Data excerpts:
--- START ---

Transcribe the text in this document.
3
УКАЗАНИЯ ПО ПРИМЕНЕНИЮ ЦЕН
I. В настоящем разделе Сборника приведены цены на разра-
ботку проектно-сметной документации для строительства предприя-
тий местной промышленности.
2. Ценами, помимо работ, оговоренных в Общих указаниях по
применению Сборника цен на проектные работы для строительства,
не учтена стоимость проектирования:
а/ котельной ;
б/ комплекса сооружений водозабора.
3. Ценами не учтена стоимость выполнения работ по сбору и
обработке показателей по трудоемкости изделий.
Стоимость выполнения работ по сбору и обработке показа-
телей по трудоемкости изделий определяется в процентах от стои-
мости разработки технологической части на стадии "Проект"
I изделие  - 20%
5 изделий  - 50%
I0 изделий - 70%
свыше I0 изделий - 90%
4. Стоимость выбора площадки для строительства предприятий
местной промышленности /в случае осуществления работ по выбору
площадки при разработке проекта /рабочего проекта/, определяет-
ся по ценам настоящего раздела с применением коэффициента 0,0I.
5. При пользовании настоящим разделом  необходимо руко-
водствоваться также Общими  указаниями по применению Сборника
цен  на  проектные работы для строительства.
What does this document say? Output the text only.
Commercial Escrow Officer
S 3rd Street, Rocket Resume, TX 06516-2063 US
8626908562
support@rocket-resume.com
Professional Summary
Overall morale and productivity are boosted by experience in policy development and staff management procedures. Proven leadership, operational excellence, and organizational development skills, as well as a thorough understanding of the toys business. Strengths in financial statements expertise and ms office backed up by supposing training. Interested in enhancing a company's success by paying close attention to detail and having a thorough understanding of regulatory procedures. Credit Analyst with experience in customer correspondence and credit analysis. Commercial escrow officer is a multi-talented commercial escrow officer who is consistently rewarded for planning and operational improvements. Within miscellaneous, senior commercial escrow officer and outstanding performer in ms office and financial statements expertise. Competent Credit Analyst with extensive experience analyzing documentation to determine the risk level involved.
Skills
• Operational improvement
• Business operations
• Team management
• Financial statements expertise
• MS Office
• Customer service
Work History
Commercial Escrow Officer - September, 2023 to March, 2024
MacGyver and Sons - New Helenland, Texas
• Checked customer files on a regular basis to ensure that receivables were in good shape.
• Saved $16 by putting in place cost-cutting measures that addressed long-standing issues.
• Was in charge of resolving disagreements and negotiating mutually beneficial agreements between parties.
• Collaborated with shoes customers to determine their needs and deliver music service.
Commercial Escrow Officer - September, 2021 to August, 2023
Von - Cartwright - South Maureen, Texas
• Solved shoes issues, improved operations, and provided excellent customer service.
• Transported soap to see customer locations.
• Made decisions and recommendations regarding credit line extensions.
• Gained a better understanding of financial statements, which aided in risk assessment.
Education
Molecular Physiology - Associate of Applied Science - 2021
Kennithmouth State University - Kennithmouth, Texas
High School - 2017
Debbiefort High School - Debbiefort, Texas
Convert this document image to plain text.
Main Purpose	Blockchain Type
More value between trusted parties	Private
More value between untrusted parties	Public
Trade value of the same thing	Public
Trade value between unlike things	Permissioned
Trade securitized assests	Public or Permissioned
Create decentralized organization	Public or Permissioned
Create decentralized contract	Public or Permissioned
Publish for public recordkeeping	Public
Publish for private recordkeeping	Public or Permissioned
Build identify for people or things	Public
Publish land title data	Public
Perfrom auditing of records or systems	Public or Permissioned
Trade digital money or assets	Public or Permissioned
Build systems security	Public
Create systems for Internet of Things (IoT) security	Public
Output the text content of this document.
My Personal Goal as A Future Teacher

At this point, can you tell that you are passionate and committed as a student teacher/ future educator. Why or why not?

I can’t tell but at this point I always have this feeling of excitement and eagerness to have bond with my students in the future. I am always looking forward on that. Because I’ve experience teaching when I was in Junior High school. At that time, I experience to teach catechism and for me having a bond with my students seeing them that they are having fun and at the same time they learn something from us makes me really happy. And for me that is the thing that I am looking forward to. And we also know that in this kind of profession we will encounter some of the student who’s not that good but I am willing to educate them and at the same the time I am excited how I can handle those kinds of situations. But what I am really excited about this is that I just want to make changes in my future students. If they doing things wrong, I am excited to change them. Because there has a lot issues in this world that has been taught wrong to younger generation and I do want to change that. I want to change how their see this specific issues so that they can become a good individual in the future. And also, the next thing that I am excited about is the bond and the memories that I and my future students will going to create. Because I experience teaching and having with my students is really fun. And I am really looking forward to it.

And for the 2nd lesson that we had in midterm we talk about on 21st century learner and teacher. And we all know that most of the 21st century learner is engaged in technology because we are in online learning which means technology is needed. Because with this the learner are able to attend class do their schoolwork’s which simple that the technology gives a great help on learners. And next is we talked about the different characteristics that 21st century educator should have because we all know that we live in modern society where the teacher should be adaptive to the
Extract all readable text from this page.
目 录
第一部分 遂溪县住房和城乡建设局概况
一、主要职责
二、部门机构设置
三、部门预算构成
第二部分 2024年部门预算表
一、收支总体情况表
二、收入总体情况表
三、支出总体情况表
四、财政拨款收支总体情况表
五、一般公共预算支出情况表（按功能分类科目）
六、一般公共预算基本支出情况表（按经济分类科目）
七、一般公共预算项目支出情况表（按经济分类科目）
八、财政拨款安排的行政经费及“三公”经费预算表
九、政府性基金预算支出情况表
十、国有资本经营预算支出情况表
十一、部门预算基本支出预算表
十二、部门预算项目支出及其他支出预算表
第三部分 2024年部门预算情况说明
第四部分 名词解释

--- END ---

• _Exercise directions_
Exactly how many lines of the listing above contain the string "between"? Give no more than the number.

• _Solved exercise_
4